Task statement ▸ Pull out every line below holding the word "Paketler".
::::::::
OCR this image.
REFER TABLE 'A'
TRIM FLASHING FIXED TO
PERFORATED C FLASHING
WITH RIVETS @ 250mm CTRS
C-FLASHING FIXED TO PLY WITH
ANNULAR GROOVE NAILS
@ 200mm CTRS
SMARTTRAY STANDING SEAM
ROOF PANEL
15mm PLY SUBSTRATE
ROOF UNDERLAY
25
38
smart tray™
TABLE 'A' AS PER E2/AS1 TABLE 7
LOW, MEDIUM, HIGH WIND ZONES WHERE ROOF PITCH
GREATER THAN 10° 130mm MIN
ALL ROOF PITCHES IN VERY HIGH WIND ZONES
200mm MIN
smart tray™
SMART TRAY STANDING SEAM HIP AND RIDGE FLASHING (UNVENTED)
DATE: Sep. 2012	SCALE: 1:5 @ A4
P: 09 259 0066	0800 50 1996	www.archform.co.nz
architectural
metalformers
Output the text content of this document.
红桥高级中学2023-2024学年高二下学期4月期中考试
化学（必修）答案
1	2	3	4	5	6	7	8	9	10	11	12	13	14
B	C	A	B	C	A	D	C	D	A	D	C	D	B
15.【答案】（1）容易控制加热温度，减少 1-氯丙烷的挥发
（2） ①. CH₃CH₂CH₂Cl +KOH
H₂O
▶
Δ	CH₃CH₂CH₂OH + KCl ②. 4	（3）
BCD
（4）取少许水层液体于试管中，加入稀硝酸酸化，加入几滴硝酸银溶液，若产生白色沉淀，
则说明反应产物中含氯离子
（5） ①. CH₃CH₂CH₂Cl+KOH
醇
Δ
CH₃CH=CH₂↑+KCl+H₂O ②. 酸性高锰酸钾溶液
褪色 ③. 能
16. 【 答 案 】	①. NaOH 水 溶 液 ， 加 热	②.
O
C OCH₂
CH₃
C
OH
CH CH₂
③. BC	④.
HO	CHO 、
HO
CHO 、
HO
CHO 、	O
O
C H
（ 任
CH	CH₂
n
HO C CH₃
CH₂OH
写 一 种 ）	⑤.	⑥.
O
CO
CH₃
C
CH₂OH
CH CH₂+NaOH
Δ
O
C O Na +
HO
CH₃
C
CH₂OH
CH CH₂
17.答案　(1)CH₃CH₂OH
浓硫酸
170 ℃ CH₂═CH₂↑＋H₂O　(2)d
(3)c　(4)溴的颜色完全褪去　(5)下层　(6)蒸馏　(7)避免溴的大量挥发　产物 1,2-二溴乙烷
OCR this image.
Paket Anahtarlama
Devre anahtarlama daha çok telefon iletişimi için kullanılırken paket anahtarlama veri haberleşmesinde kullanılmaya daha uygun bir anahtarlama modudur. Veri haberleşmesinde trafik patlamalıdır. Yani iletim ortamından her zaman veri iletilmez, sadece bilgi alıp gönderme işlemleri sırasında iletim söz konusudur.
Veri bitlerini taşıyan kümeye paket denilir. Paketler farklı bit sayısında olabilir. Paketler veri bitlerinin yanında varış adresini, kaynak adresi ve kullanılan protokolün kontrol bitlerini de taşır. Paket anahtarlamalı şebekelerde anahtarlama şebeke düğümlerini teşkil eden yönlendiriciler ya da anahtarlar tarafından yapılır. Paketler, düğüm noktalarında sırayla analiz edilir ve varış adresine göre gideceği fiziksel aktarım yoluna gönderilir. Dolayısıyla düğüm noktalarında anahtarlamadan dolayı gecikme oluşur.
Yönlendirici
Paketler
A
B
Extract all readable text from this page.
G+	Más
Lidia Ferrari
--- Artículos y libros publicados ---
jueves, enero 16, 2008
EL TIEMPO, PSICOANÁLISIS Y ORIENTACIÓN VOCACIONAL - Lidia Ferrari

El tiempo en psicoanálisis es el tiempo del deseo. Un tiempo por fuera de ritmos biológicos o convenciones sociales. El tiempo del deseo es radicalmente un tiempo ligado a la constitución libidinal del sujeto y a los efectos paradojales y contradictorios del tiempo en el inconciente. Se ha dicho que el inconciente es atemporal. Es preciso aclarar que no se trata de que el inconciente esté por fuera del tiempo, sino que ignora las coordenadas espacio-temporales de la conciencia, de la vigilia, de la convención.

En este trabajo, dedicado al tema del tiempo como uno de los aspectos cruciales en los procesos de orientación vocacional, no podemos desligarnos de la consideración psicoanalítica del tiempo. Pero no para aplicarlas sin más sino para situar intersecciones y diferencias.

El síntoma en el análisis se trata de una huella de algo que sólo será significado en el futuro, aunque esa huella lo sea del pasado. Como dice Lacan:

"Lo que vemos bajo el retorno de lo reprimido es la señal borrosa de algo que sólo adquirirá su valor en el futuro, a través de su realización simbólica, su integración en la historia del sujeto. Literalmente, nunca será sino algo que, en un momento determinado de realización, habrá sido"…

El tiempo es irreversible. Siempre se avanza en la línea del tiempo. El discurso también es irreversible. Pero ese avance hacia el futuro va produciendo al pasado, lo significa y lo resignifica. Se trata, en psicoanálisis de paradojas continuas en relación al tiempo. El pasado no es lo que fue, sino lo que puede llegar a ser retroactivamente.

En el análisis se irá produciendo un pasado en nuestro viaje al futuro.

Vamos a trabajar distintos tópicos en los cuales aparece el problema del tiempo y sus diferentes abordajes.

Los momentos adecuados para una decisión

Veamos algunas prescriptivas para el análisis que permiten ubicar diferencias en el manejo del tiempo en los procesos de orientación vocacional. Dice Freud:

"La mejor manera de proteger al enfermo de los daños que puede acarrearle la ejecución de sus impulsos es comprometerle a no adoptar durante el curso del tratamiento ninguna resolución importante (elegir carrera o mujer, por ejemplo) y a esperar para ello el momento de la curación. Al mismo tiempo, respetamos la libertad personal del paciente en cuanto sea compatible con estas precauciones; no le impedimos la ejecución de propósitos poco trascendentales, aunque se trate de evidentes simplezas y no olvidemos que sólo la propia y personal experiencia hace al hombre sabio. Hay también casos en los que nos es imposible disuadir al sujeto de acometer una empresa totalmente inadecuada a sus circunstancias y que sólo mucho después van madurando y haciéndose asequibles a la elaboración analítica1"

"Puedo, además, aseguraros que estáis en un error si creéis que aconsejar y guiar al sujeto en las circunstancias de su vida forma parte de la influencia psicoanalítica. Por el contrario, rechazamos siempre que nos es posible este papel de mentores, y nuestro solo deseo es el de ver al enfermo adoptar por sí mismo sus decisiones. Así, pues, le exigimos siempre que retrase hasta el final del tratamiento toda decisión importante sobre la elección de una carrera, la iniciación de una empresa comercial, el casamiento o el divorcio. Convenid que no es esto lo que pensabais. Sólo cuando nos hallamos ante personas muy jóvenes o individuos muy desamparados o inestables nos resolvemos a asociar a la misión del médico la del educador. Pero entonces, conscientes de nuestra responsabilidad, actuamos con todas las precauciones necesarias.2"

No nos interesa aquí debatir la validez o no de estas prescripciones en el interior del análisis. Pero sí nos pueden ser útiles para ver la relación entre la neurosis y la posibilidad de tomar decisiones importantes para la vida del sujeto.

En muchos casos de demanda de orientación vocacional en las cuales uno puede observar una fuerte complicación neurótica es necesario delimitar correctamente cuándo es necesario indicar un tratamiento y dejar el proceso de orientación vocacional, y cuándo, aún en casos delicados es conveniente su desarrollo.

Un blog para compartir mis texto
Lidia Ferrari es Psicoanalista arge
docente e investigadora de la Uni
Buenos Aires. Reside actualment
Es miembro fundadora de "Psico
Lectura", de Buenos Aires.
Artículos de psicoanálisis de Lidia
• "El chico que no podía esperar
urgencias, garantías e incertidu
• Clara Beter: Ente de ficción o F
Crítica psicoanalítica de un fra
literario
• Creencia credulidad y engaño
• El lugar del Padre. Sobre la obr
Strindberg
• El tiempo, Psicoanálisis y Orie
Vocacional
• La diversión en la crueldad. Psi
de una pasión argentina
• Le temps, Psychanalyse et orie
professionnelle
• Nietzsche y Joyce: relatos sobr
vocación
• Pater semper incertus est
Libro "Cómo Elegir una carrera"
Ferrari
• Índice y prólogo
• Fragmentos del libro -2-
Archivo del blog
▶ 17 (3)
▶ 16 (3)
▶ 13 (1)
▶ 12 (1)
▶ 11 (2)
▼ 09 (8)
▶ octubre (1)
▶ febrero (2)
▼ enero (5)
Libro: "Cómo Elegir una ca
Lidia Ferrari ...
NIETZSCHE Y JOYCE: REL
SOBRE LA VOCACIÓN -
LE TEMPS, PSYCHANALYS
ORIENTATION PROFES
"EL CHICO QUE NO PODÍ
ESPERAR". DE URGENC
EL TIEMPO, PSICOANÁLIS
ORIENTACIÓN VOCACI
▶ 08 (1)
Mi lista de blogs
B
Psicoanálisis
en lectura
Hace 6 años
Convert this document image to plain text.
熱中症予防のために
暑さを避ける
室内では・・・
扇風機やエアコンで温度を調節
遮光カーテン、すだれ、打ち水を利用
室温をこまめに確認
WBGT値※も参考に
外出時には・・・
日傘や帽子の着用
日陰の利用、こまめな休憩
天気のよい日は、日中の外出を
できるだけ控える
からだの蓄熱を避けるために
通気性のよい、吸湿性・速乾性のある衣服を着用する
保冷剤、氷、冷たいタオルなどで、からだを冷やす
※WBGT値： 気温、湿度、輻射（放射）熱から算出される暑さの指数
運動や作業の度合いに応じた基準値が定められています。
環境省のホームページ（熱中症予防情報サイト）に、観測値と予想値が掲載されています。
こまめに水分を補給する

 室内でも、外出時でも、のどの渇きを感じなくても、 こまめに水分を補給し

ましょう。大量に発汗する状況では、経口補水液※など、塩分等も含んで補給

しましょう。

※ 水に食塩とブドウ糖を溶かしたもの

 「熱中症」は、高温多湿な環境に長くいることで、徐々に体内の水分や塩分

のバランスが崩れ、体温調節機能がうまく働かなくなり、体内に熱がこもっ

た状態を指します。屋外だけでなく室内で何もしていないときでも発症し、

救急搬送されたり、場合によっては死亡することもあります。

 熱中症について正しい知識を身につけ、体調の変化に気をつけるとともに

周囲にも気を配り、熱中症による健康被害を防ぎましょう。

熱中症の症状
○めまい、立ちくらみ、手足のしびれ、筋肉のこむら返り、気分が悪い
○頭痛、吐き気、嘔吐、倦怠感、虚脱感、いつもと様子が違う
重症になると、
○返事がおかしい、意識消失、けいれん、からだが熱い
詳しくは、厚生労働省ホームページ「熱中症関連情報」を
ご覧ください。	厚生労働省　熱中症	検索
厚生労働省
::::::::
Output for this task ▸
Veri bitlerini taşıyan kümeye paket denilir. Paketler farklı bit sayısında olabilir. Paketler veri bitlerinin yanında varış adresini, kaynak adresi ve kullanılan protokolün kontrol bitlerini de taşır. Paket anahtarlamalı şebekelerde anahtarlama şebeke düğümlerini teşkil eden yönlendiriciler ya da anahtarlar tarafından yapılır. Paketler, düğüm noktalarında sırayla analiz edilir ve varış adresine göre gideceği fiziksel aktarım yoluna gönderilir. Dolayısıyla düğüm noktalarında anahtarlamadan dolayı gecikme oluşur.
Paketler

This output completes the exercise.